Task objective:
Report how many lines contain "pueden"; state the number and nothing else.

------ Source data

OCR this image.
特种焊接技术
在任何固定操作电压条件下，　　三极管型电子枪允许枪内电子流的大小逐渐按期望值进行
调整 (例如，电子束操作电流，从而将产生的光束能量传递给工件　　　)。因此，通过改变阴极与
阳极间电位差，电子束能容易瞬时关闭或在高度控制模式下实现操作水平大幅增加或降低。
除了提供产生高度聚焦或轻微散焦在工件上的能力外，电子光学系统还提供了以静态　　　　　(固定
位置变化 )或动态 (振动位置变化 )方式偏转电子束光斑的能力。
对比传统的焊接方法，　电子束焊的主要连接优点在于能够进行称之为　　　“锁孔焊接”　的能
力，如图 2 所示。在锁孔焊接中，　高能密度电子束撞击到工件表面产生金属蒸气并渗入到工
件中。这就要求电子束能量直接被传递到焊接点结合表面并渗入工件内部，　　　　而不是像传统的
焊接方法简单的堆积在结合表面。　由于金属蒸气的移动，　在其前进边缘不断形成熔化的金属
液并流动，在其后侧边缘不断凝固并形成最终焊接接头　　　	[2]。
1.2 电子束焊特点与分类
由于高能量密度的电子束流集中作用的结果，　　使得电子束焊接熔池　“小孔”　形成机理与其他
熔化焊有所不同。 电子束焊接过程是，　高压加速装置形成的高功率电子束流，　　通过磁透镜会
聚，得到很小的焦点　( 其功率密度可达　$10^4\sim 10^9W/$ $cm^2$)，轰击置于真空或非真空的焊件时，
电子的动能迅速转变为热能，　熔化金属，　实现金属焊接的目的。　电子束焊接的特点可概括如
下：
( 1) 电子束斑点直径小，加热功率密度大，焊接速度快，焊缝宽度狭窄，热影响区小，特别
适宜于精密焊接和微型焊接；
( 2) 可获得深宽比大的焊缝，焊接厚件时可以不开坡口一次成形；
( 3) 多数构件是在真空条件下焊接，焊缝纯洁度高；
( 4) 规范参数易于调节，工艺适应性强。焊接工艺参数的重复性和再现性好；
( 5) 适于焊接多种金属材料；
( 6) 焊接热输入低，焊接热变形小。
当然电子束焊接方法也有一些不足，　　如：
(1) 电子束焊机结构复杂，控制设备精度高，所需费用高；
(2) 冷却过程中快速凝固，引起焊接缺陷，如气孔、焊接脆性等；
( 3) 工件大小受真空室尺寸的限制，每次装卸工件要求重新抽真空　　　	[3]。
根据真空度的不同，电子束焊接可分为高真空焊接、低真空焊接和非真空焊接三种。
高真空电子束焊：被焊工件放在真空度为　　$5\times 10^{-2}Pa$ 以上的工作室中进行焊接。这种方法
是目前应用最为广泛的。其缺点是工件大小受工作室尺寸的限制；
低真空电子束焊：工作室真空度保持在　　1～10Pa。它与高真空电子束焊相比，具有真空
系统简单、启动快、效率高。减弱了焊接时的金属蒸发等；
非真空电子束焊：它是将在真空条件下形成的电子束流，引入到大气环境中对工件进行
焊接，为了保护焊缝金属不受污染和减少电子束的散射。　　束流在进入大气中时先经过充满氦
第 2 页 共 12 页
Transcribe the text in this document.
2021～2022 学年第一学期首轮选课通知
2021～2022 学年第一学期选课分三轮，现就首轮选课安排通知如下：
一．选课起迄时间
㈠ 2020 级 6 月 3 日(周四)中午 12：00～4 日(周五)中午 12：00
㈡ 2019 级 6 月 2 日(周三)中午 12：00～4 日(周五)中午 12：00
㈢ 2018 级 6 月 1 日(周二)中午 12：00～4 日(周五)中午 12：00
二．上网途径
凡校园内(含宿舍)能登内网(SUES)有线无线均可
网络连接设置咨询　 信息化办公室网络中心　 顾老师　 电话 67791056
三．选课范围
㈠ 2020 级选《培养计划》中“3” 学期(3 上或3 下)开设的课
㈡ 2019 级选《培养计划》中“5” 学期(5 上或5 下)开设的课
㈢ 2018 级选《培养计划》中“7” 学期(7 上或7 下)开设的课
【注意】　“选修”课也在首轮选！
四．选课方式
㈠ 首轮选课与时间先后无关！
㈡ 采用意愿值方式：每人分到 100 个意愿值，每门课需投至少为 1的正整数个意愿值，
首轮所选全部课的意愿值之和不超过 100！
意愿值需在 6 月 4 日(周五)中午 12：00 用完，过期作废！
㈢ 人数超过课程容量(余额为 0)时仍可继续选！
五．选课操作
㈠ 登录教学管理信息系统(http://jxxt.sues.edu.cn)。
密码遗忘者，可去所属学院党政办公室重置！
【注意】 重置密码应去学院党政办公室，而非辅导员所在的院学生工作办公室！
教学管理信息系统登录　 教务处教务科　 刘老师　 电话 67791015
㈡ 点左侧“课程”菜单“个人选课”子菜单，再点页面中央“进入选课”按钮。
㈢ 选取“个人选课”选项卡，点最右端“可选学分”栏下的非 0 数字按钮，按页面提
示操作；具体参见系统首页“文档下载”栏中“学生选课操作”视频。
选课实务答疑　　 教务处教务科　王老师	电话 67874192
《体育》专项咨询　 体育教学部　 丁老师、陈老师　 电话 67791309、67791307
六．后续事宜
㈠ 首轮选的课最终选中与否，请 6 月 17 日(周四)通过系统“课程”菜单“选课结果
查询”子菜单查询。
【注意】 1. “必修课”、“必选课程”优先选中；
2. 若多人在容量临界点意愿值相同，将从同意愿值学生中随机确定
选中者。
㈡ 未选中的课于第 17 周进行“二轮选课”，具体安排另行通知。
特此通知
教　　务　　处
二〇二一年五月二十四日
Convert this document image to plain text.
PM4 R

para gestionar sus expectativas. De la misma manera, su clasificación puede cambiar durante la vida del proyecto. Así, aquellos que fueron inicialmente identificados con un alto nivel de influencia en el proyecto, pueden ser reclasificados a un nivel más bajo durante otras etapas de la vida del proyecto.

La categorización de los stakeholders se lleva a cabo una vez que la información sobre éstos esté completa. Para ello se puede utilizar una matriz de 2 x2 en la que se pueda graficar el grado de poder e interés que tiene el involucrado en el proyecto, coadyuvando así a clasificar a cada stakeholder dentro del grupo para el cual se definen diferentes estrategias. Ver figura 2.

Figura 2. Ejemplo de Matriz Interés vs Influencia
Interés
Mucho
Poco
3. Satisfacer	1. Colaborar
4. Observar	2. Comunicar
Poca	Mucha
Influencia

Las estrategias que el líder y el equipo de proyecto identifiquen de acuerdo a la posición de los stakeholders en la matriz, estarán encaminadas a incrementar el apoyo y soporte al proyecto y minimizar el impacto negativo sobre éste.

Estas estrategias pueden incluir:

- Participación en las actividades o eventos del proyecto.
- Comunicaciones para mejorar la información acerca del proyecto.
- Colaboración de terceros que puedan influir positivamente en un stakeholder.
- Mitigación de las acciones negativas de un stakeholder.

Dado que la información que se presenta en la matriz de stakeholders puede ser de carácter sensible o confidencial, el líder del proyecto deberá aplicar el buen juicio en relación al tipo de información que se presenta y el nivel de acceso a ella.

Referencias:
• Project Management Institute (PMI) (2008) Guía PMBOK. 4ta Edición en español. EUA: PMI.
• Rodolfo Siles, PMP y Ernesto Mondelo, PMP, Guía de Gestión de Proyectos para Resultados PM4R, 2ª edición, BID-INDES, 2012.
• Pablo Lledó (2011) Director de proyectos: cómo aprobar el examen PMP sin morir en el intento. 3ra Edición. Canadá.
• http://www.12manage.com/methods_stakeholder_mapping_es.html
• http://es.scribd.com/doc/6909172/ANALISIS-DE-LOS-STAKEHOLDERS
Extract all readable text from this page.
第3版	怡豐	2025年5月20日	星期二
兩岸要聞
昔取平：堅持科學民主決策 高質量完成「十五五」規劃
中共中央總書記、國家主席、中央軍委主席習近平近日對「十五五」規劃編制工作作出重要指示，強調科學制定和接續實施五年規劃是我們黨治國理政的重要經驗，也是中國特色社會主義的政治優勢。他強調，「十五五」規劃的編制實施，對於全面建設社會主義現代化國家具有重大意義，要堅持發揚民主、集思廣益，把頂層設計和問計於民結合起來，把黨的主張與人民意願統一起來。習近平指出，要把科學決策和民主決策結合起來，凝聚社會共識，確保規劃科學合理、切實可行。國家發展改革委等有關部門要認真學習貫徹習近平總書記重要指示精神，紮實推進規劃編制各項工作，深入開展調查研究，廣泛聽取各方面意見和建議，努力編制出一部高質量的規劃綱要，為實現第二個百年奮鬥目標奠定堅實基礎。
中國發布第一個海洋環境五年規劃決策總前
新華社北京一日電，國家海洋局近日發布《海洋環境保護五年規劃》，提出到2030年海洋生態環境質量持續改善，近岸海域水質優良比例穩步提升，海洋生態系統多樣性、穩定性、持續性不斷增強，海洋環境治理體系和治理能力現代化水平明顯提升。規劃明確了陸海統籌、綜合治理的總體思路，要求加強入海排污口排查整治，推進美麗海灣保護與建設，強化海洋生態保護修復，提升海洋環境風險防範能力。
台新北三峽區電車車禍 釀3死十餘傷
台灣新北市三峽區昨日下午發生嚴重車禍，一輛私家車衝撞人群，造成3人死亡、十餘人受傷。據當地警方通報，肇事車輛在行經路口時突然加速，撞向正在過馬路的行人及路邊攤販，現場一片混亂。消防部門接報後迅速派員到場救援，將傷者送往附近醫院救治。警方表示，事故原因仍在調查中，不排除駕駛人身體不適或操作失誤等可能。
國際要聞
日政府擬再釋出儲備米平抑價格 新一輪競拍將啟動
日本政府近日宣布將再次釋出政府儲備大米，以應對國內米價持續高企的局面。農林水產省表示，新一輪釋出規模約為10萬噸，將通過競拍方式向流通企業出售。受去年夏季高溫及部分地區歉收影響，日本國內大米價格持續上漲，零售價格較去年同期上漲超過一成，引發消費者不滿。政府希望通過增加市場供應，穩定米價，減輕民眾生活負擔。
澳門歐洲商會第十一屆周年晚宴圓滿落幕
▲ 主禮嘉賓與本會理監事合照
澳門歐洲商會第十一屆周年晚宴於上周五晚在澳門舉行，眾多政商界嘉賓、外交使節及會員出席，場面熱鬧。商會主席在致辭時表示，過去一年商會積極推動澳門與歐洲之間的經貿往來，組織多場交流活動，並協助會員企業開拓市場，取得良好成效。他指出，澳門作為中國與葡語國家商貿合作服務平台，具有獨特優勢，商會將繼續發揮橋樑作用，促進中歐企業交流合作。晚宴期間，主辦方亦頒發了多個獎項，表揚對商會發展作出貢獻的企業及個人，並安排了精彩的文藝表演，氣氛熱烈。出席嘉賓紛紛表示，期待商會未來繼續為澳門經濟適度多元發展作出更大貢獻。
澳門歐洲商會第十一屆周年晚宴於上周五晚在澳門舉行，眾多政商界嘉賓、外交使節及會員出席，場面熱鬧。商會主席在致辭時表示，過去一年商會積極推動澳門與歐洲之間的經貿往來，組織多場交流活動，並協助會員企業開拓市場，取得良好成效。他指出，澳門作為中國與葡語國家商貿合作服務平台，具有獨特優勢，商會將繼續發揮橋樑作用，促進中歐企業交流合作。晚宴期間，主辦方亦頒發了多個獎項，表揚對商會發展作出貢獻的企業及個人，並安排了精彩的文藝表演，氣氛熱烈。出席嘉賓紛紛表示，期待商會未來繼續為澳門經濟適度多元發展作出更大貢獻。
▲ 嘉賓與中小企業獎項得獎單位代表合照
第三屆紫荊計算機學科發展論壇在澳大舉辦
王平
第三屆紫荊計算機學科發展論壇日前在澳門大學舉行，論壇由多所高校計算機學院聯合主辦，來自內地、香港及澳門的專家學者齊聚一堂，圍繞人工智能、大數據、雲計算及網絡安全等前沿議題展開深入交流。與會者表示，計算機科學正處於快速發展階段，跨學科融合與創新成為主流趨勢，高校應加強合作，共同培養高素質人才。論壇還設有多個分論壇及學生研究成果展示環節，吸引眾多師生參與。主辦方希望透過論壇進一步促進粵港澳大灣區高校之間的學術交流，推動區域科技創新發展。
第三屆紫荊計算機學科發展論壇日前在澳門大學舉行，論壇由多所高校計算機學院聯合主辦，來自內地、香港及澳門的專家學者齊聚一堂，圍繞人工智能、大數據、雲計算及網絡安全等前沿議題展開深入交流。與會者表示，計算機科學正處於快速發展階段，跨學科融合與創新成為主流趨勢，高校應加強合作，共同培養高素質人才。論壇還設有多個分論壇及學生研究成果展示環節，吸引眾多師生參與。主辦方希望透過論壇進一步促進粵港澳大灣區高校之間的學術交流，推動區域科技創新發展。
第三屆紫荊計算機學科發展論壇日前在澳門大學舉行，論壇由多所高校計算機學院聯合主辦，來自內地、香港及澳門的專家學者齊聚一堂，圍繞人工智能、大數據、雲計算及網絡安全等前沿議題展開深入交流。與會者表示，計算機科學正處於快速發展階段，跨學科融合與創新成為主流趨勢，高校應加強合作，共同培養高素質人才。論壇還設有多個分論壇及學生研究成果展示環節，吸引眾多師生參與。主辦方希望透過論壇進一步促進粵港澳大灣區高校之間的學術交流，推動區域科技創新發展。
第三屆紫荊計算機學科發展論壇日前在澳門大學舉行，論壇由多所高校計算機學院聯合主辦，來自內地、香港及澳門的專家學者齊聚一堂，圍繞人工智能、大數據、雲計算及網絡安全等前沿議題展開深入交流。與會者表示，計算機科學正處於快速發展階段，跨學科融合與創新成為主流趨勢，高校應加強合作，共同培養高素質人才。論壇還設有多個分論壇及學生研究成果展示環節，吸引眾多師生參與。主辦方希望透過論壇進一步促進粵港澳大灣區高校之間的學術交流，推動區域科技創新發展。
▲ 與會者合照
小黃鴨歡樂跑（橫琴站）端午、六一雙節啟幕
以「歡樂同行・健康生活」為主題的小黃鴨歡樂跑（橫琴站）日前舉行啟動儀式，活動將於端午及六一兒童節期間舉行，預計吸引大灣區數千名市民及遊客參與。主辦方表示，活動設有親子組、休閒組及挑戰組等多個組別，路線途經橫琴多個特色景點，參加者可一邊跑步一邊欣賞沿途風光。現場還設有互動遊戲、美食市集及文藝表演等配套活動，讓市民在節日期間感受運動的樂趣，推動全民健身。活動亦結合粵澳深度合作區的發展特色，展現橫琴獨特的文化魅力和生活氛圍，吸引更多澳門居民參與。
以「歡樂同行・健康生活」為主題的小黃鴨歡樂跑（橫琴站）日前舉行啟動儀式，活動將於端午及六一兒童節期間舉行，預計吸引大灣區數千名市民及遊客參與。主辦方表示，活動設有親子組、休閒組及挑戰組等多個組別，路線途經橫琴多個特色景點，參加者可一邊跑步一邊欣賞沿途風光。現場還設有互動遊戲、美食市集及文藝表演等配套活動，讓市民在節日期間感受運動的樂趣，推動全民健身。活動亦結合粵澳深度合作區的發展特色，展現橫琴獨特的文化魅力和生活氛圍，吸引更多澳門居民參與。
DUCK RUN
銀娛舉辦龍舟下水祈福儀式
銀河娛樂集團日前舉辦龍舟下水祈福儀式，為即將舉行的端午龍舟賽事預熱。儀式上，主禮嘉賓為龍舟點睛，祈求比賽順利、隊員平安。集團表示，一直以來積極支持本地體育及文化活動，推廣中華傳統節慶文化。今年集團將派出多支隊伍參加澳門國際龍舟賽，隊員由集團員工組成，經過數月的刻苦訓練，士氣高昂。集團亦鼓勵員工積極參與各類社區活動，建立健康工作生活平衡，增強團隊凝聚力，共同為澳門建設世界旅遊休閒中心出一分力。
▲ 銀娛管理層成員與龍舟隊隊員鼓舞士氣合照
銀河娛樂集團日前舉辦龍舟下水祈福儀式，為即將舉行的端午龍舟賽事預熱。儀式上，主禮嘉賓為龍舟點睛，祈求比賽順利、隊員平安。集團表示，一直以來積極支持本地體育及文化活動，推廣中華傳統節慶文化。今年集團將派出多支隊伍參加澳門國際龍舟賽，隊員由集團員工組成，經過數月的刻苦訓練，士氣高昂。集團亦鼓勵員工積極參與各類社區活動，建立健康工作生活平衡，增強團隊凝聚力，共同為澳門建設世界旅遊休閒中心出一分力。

------------

Result:
2